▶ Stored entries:
--*--
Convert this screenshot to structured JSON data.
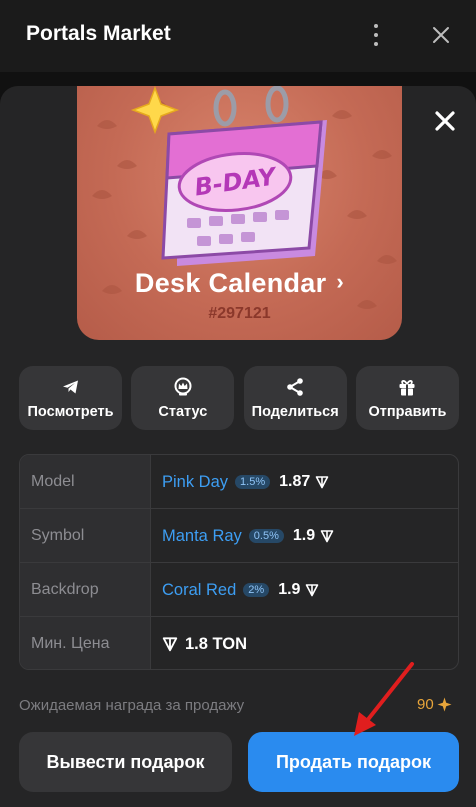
{
  "app": {
    "title": "Portals Market"
  },
  "gift": {
    "name": "Desk Calendar",
    "number": "#297121",
    "art_text": "B-DAY"
  },
  "actions": [
    {
      "label": "Посмотреть",
      "icon": "telegram-icon"
    },
    {
      "label": "Статус",
      "icon": "crown-icon"
    },
    {
      "label": "Поделиться",
      "icon": "share-icon"
    },
    {
      "label": "Отправить",
      "icon": "gift-icon"
    }
  ],
  "attributes": [
    {
      "key": "Model",
      "value": "Pink Day",
      "rarity": "1.5%",
      "price": "1.87"
    },
    {
      "key": "Symbol",
      "value": "Manta Ray",
      "rarity": "0.5%",
      "price": "1.9"
    },
    {
      "key": "Backdrop",
      "value": "Coral Red",
      "rarity": "2%",
      "price": "1.9"
    }
  ],
  "min_price": {
    "key": "Мин. Цена",
    "value": "1.8 TON"
  },
  "reward": {
    "label": "Ожидаемая награда за продажу",
    "value": "90"
  },
  "buttons": {
    "withdraw": "Вывести подарок",
    "sell": "Продать подарок"
  },
  "colors": {
    "accent": "#2a8bef",
    "link": "#3d9ef3",
    "reward": "#e8a53a",
    "hero_bg": "#c46a55",
    "annotation_arrow": "#e01e1e"
  }
}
--*--
▶ WHAT THE TASK REQUIRES: Set the entries down again exactly. Do not include the images.

▶ RIGHT ANSWER:
Convert this screenshot to structured JSON data.
{
  "app": {
    "title": "Portals Market"
  },
  "gift": {
    "name": "Desk Calendar",
    "number": "#297121",
    "art_text": "B-DAY"
  },
  "actions": [
    {
      "label": "Посмотреть",
      "icon": "telegram-icon"
    },
    {
      "label": "Статус",
      "icon": "crown-icon"
    },
    {
      "label": "Поделиться",
      "icon": "share-icon"
    },
    {
      "label": "Отправить",
      "icon": "gift-icon"
    }
  ],
  "attributes": [
    {
      "key": "Model",
      "value": "Pink Day",
      "rarity": "1.5%",
      "price": "1.87"
    },
    {
      "key": "Symbol",
      "value": "Manta Ray",
      "rarity": "0.5%",
      "price": "1.9"
    },
    {
      "key": "Backdrop",
      "value": "Coral Red",
      "rarity": "2%",
      "price": "1.9"
    }
  ],
  "min_price": {
    "key": "Мин. Цена",
    "value": "1.8 TON"
  },
  "reward": {
    "label": "Ожидаемая награда за продажу",
    "value": "90"
  },
  "buttons": {
    "withdraw": "Вывести подарок",
    "sell": "Продать подарок"
  },
  "colors": {
    "accent": "#2a8bef",
    "link": "#3d9ef3",
    "reward": "#e8a53a",
    "hero_bg": "#c46a55",
    "annotation_arrow": "#e01e1e"
  }
}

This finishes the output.